▶ _DO THIS_
Transcribe each line of the material as it is, and drop any picture.

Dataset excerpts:
###
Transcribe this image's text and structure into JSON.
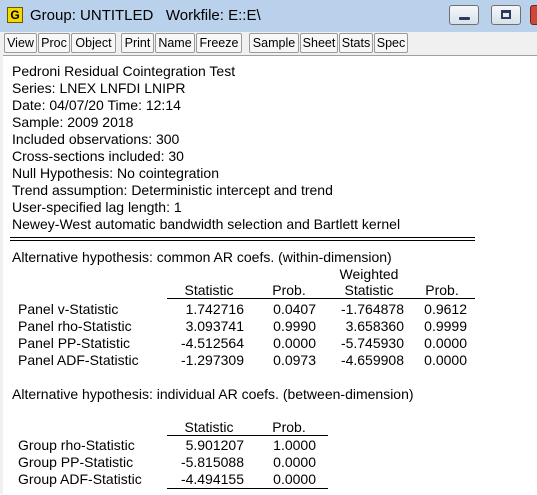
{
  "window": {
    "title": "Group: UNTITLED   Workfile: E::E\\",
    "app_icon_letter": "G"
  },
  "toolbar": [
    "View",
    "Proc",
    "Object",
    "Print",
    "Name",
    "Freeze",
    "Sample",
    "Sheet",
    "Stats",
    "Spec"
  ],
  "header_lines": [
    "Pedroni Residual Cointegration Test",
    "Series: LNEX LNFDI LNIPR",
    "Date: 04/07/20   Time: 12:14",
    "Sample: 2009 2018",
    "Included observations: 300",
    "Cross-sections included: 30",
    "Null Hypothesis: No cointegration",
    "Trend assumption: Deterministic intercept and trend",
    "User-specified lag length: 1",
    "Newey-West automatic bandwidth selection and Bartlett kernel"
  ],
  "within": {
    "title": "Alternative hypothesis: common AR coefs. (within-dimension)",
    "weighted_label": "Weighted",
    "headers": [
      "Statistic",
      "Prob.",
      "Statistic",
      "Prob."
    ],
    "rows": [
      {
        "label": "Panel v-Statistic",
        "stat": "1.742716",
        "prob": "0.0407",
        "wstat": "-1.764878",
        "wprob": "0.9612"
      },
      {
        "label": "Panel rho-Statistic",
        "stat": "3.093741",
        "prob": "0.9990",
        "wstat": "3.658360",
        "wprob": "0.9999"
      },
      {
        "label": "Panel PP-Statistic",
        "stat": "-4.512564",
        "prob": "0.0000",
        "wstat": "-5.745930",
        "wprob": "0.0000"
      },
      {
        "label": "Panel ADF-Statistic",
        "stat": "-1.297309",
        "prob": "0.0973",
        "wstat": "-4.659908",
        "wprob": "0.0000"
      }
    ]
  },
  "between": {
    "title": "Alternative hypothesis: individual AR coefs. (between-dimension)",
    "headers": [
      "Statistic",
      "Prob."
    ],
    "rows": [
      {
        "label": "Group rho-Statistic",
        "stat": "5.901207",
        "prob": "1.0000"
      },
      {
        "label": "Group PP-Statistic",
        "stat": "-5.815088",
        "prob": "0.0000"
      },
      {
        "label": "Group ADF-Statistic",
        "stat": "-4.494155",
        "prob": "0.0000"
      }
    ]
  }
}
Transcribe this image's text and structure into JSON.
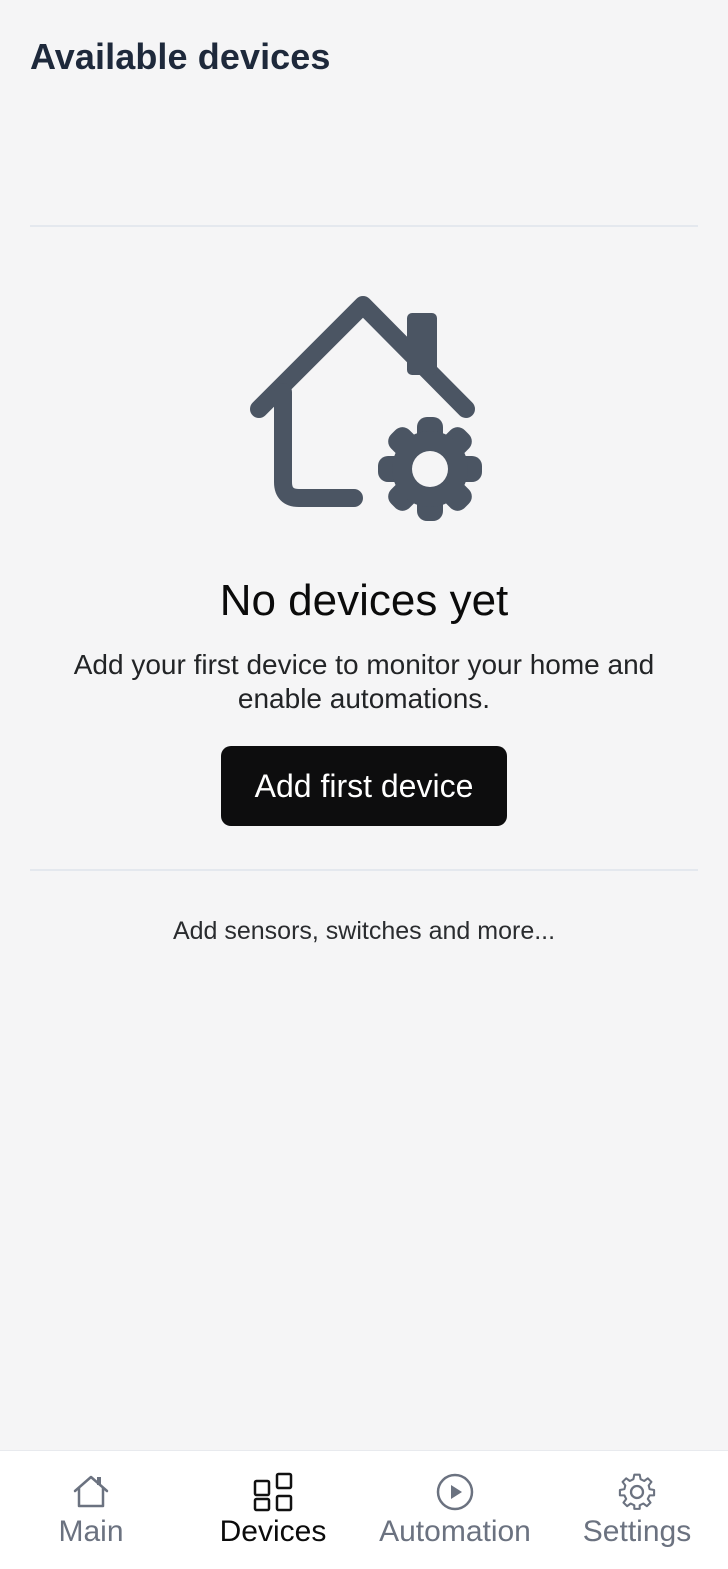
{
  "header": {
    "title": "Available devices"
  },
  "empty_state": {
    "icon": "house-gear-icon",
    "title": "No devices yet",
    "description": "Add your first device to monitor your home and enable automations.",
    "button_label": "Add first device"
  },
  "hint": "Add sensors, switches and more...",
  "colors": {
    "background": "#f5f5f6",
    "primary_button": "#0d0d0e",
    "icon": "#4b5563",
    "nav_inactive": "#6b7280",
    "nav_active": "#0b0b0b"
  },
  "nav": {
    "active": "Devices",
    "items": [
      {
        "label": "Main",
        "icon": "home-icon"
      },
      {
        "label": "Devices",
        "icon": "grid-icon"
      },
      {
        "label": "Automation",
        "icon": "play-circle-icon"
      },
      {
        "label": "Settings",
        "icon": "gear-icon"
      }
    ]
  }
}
###
▶ _FINISHED TASK_
Transcribe this image's text and structure into JSON.
{
  "window": {
    "title": "Group: UNTITLED   Workfile: E::E\\",
    "app_icon_letter": "G"
  },
  "toolbar": [
    "View",
    "Proc",
    "Object",
    "Print",
    "Name",
    "Freeze",
    "Sample",
    "Sheet",
    "Stats",
    "Spec"
  ],
  "header_lines": [
    "Pedroni Residual Cointegration Test",
    "Series: LNEX LNFDI LNIPR",
    "Date: 04/07/20   Time: 12:14",
    "Sample: 2009 2018",
    "Included observations: 300",
    "Cross-sections included: 30",
    "Null Hypothesis: No cointegration",
    "Trend assumption: Deterministic intercept and trend",
    "User-specified lag length: 1",
    "Newey-West automatic bandwidth selection and Bartlett kernel"
  ],
  "within": {
    "title": "Alternative hypothesis: common AR coefs. (within-dimension)",
    "weighted_label": "Weighted",
    "headers": [
      "Statistic",
      "Prob.",
      "Statistic",
      "Prob."
    ],
    "rows": [
      {
        "label": "Panel v-Statistic",
        "stat": "1.742716",
        "prob": "0.0407",
        "wstat": "-1.764878",
        "wprob": "0.9612"
      },
      {
        "label": "Panel rho-Statistic",
        "stat": "3.093741",
        "prob": "0.9990",
        "wstat": "3.658360",
        "wprob": "0.9999"
      },
      {
        "label": "Panel PP-Statistic",
        "stat": "-4.512564",
        "prob": "0.0000",
        "wstat": "-5.745930",
        "wprob": "0.0000"
      },
      {
        "label": "Panel ADF-Statistic",
        "stat": "-1.297309",
        "prob": "0.0973",
        "wstat": "-4.659908",
        "wprob": "0.0000"
      }
    ]
  },
  "between": {
    "title": "Alternative hypothesis: individual AR coefs. (between-dimension)",
    "headers": [
      "Statistic",
      "Prob."
    ],
    "rows": [
      {
        "label": "Group rho-Statistic",
        "stat": "5.901207",
        "prob": "1.0000"
      },
      {
        "label": "Group PP-Statistic",
        "stat": "-5.815088",
        "prob": "0.0000"
      },
      {
        "label": "Group ADF-Statistic",
        "stat": "-4.494155",
        "prob": "0.0000"
      }
    ]
  }
}
Transcribe this image's text and structure into JSON.
{
  "header": {
    "title": "Available devices"
  },
  "empty_state": {
    "icon": "house-gear-icon",
    "title": "No devices yet",
    "description": "Add your first device to monitor your home and enable automations.",
    "button_label": "Add first device"
  },
  "hint": "Add sensors, switches and more...",
  "colors": {
    "background": "#f5f5f6",
    "primary_button": "#0d0d0e",
    "icon": "#4b5563",
    "nav_inactive": "#6b7280",
    "nav_active": "#0b0b0b"
  },
  "nav": {
    "active": "Devices",
    "items": [
      {
        "label": "Main",
        "icon": "home-icon"
      },
      {
        "label": "Devices",
        "icon": "grid-icon"
      },
      {
        "label": "Automation",
        "icon": "play-circle-icon"
      },
      {
        "label": "Settings",
        "icon": "gear-icon"
      }
    ]
  }
}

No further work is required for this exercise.